== Required task ==
Return each line of the material verbatim.

== Input records ==
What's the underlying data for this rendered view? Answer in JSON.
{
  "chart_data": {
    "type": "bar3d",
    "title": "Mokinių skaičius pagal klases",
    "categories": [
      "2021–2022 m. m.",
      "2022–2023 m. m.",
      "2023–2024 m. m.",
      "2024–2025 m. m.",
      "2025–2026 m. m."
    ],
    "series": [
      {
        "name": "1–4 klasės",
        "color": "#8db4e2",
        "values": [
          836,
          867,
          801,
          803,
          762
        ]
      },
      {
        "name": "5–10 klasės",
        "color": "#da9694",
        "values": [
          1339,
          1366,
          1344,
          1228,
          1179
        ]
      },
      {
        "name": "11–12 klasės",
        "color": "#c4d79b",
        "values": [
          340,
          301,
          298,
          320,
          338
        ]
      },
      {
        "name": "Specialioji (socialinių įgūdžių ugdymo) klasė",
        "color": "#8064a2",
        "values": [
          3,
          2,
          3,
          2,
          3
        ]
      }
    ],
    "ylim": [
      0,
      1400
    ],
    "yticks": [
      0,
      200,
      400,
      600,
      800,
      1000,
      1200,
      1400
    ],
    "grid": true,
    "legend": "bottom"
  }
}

== Task solution ==
What's the underlying data for this rendered view? Answer in JSON.
{
  "chart_data": {
    "type": "bar3d",
    "title": "Mokinių skaičius pagal klases",
    "categories": [
      "2021–2022 m. m.",
      "2022–2023 m. m.",
      "2023–2024 m. m.",
      "2024–2025 m. m.",
      "2025–2026 m. m."
    ],
    "series": [
      {
        "name": "1–4 klasės",
        "color": "#8db4e2",
        "values": [
          836,
          867,
          801,
          803,
          762
        ]
      },
      {
        "name": "5–10 klasės",
        "color": "#da9694",
        "values": [
          1339,
          1366,
          1344,
          1228,
          1179
        ]
      },
      {
        "name": "11–12 klasės",
        "color": "#c4d79b",
        "values": [
          340,
          301,
          298,
          320,
          338
        ]
      },
      {
        "name": "Specialioji (socialinių įgūdžių ugdymo) klasė",
        "color": "#8064a2",
        "values": [
          3,
          2,
          3,
          2,
          3
        ]
      }
    ],
    "ylim": [
      0,
      1400
    ],
    "yticks": [
      0,
      200,
      400,
      600,
      800,
      1000,
      1200,
      1400
    ],
    "grid": true,
    "legend": "bottom"
  }
}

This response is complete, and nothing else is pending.